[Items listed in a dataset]
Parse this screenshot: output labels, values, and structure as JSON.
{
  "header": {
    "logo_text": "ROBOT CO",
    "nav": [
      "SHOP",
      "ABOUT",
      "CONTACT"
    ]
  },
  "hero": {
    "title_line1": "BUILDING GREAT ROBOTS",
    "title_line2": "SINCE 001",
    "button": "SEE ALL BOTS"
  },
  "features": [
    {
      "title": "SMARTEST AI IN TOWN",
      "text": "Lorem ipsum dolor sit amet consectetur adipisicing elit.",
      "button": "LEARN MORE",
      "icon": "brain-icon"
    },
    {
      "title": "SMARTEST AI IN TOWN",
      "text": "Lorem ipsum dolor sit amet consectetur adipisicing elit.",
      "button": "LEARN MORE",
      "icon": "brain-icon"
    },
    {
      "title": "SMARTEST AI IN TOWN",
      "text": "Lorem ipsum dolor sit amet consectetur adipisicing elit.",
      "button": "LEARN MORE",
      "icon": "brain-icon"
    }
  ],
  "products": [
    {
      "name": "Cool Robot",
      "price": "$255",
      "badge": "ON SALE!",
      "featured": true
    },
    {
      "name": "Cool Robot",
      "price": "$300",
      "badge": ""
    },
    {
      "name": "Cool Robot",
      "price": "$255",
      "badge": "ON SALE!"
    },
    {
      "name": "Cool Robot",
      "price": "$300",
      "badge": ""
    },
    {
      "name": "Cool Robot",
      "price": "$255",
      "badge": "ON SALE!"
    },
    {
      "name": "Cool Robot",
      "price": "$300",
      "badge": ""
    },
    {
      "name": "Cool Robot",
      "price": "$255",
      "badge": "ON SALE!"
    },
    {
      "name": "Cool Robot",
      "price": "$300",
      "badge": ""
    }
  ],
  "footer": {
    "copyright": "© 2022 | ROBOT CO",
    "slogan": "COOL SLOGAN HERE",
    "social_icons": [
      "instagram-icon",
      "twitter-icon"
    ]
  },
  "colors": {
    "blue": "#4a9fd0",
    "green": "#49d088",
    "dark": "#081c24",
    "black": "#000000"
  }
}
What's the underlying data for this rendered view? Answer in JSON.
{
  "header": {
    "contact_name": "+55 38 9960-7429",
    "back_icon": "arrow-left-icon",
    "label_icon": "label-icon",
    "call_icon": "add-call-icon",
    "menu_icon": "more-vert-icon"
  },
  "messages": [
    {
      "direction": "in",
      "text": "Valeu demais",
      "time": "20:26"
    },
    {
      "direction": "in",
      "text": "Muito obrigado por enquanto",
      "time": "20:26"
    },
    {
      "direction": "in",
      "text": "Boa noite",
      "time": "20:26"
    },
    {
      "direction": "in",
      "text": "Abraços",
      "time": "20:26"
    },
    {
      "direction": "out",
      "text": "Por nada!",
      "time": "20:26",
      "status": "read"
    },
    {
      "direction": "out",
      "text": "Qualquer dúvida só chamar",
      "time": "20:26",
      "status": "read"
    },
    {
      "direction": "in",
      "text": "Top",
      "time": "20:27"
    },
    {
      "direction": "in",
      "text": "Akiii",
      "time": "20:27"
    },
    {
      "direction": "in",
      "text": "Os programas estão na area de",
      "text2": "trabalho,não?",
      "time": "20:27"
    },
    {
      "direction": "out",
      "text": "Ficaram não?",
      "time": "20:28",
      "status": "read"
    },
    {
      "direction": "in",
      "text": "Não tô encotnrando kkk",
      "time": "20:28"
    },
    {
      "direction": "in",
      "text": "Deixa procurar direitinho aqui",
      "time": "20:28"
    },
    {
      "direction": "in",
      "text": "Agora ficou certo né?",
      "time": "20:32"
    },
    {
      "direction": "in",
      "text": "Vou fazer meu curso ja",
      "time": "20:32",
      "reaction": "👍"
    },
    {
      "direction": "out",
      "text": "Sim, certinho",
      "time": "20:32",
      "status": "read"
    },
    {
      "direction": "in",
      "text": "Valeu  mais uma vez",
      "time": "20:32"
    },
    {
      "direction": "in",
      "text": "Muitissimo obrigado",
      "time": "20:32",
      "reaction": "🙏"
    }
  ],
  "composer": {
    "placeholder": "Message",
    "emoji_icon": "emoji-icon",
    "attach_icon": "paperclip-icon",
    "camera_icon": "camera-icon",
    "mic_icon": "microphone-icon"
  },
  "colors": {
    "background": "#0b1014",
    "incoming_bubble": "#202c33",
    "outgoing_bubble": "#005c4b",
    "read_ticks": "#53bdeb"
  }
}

Stated goal:
Look through the material and copy each line that has "obrigado".

Answer for this exercise:
      "text": "Muito obrigado por enquanto",
      "text": "Muitissimo obrigado",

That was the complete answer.